━━━━━ DATA
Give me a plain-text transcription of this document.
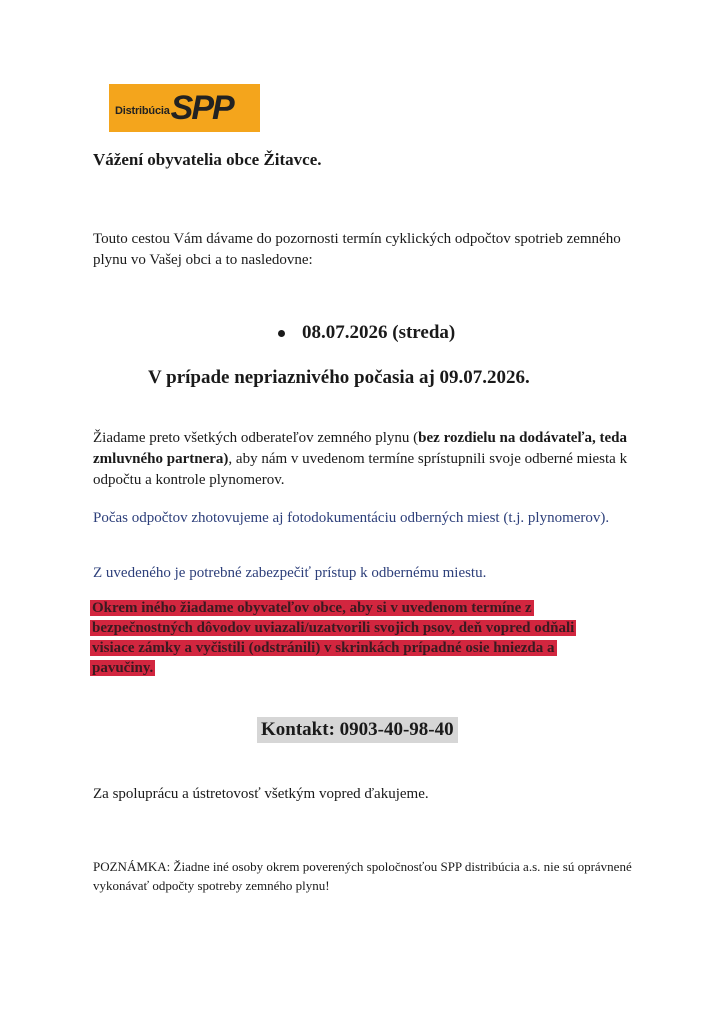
Distribúcia SPP
Vážení obyvatelia obce Žitavce.
Touto cestou Vám dávame do pozornosti termín cyklických odpočtov spotrieb zemného plynu vo Vašej obci a to nasledovne:
08.07.2026 (streda)
V prípade nepriaznivého počasia aj 09.07.2026.
Žiadame preto všetkých odberateľov zemného plynu (bez rozdielu na dodávateľa, teda zmluvného partnera), aby nám v uvedenom termíne sprístupnili svoje odberné miesta k odpočtu a kontrole plynomerov.
Počas odpočtov zhotovujeme aj fotodokumentáciu odberných miest (t.j. plynomerov).
Z uvedeného je potrebné zabezpečiť prístup k odbernému miestu.
Okrem iného žiadame obyvateľov obce, aby si v uvedenom termíne z bezpečnostných dôvodov uviazali/uzatvorili svojich psov, deň vopred odňali visiace zámky a vyčistili (odstránili) v skrinkách prípadné osie hniezda a pavučiny.
Kontakt: 0903-40-98-40
Za spoluprácu a ústretovosť všetkým vopred ďakujeme.
POZNÁMKA: Žiadne iné osoby okrem poverených spoločnosťou SPP distribúcia a.s. nie sú oprávnené vykonávať odpočty spotreby zemného plynu!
━━━━━━━━━━
**GIVEN TASK**
Without the pictures, restate all of the entries above verbatim.

**EXERCISE SOLUTION**
Give me a plain-text transcription of this document.
Distribúcia SPP
Vážení obyvatelia obce Žitavce.
Touto cestou Vám dávame do pozornosti termín cyklických odpočtov spotrieb zemného plynu vo Vašej obci a to nasledovne:
08.07.2026 (streda)
V prípade nepriaznivého počasia aj 09.07.2026.
Žiadame preto všetkých odberateľov zemného plynu (bez rozdielu na dodávateľa, teda zmluvného partnera), aby nám v uvedenom termíne sprístupnili svoje odberné miesta k odpočtu a kontrole plynomerov.
Počas odpočtov zhotovujeme aj fotodokumentáciu odberných miest (t.j. plynomerov).
Z uvedeného je potrebné zabezpečiť prístup k odbernému miestu.
Okrem iného žiadame obyvateľov obce, aby si v uvedenom termíne z bezpečnostných dôvodov uviazali/uzatvorili svojich psov, deň vopred odňali visiace zámky a vyčistili (odstránili) v skrinkách prípadné osie hniezda a pavučiny.
Kontakt: 0903-40-98-40
Za spoluprácu a ústretovosť všetkým vopred ďakujeme.
POZNÁMKA: Žiadne iné osoby okrem poverených spoločnosťou SPP distribúcia a.s. nie sú oprávnené vykonávať odpočty spotreby zemného plynu!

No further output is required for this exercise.